- Brief: Set down all of the entries word for word, omitting the images they contain.

- Given records:
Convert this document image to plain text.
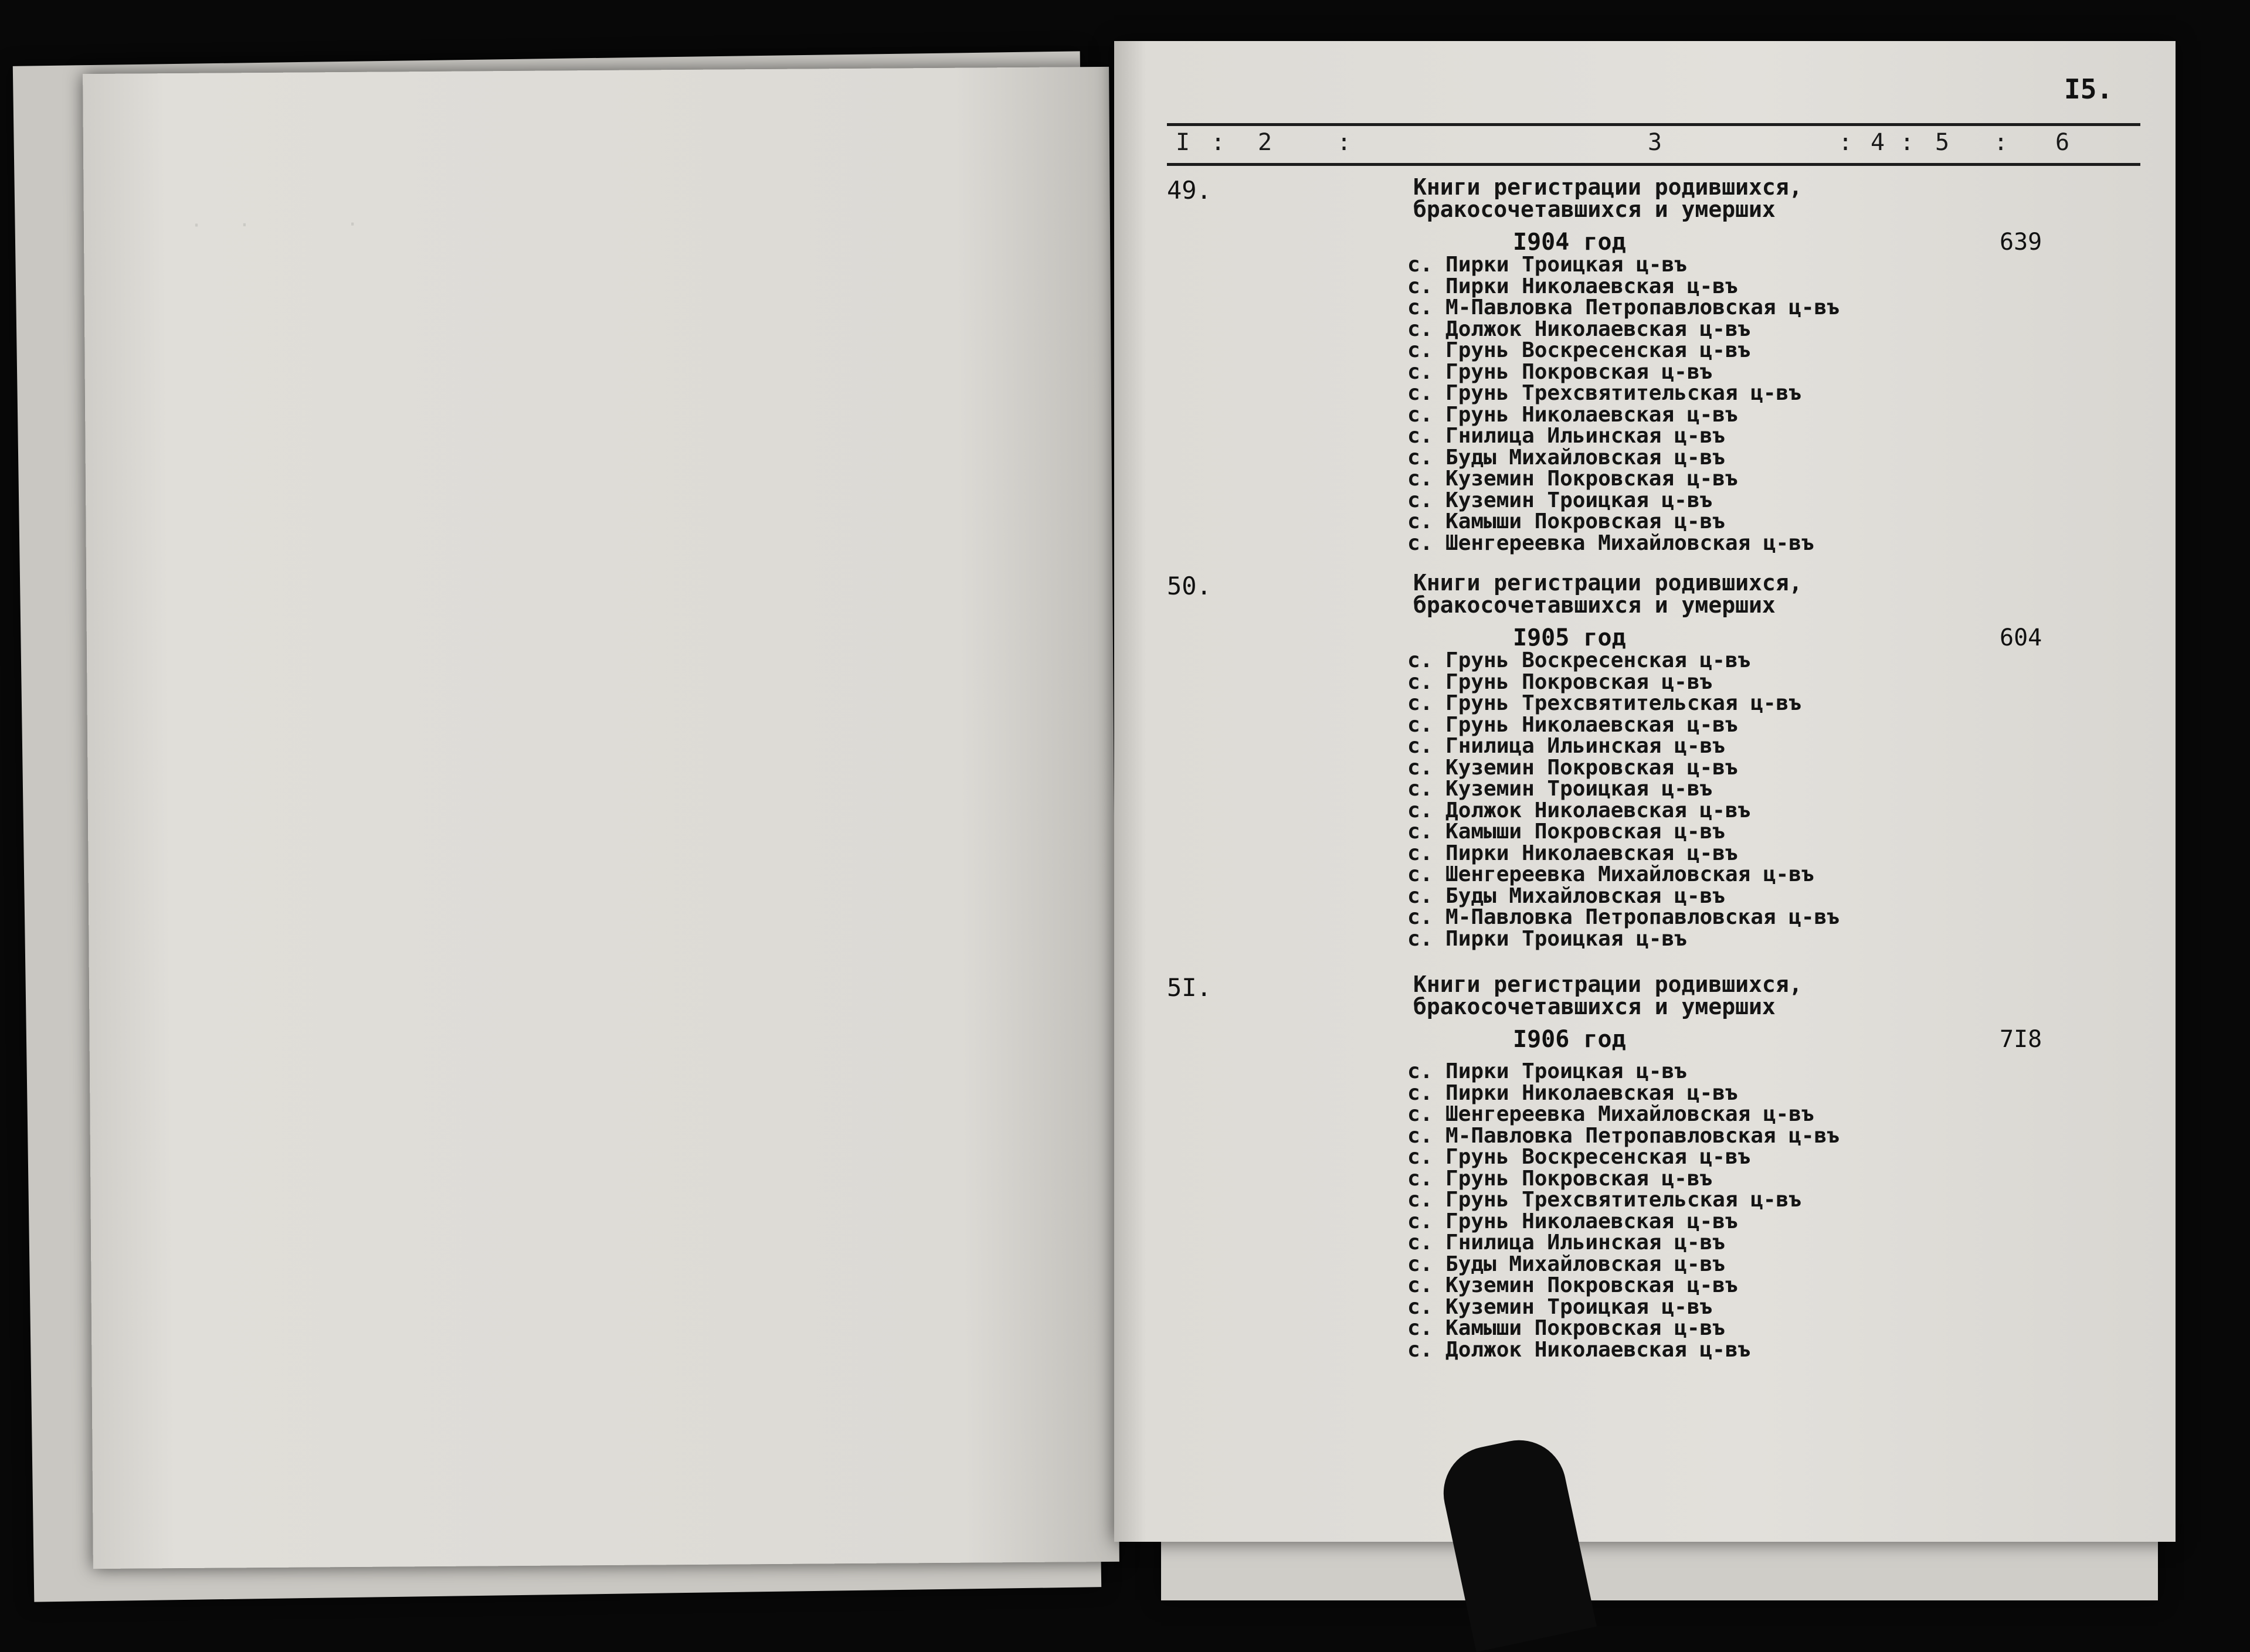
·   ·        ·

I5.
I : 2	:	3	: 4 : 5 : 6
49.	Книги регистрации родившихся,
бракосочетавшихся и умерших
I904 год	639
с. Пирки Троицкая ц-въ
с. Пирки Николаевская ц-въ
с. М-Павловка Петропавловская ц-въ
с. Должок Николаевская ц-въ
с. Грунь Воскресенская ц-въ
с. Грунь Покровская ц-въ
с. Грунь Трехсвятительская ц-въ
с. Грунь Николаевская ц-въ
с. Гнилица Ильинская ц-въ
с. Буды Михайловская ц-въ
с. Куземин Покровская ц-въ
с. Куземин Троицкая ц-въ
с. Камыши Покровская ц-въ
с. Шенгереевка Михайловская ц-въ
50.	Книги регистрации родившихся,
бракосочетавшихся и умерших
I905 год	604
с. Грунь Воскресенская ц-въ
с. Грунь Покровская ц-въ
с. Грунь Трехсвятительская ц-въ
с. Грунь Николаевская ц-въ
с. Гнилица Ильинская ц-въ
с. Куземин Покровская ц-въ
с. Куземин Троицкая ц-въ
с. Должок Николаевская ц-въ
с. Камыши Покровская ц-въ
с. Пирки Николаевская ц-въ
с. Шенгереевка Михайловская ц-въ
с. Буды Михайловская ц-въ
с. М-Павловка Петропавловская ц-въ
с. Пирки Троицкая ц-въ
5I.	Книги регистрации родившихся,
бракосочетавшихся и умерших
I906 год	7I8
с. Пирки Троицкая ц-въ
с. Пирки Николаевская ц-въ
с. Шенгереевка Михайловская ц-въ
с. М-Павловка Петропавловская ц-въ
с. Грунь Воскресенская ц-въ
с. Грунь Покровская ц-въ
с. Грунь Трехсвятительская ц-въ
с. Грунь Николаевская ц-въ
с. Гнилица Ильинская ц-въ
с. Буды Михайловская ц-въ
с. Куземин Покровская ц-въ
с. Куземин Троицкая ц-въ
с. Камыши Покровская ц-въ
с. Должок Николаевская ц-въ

- Correct answer:
Convert this document image to plain text.
·   ·        ·

I5.
I : 2	:	3	: 4 : 5 : 6
49.	Книги регистрации родившихся,
бракосочетавшихся и умерших
I904 год	639
с. Пирки Троицкая ц-въ
с. Пирки Николаевская ц-въ
с. М-Павловка Петропавловская ц-въ
с. Должок Николаевская ц-въ
с. Грунь Воскресенская ц-въ
с. Грунь Покровская ц-въ
с. Грунь Трехсвятительская ц-въ
с. Грунь Николаевская ц-въ
с. Гнилица Ильинская ц-въ
с. Буды Михайловская ц-въ
с. Куземин Покровская ц-въ
с. Куземин Троицкая ц-въ
с. Камыши Покровская ц-въ
с. Шенгереевка Михайловская ц-въ
50.	Книги регистрации родившихся,
бракосочетавшихся и умерших
I905 год	604
с. Грунь Воскресенская ц-въ
с. Грунь Покровская ц-въ
с. Грунь Трехсвятительская ц-въ
с. Грунь Николаевская ц-въ
с. Гнилица Ильинская ц-въ
с. Куземин Покровская ц-въ
с. Куземин Троицкая ц-въ
с. Должок Николаевская ц-въ
с. Камыши Покровская ц-въ
с. Пирки Николаевская ц-въ
с. Шенгереевка Михайловская ц-въ
с. Буды Михайловская ц-въ
с. М-Павловка Петропавловская ц-въ
с. Пирки Троицкая ц-въ
5I.	Книги регистрации родившихся,
бракосочетавшихся и умерших
I906 год	7I8
с. Пирки Троицкая ц-въ
с. Пирки Николаевская ц-въ
с. Шенгереевка Михайловская ц-въ
с. М-Павловка Петропавловская ц-въ
с. Грунь Воскресенская ц-въ
с. Грунь Покровская ц-въ
с. Грунь Трехсвятительская ц-въ
с. Грунь Николаевская ц-въ
с. Гнилица Ильинская ц-въ
с. Буды Михайловская ц-въ
с. Куземин Покровская ц-въ
с. Куземин Троицкая ц-въ
с. Камыши Покровская ц-въ
с. Должок Николаевская ц-въ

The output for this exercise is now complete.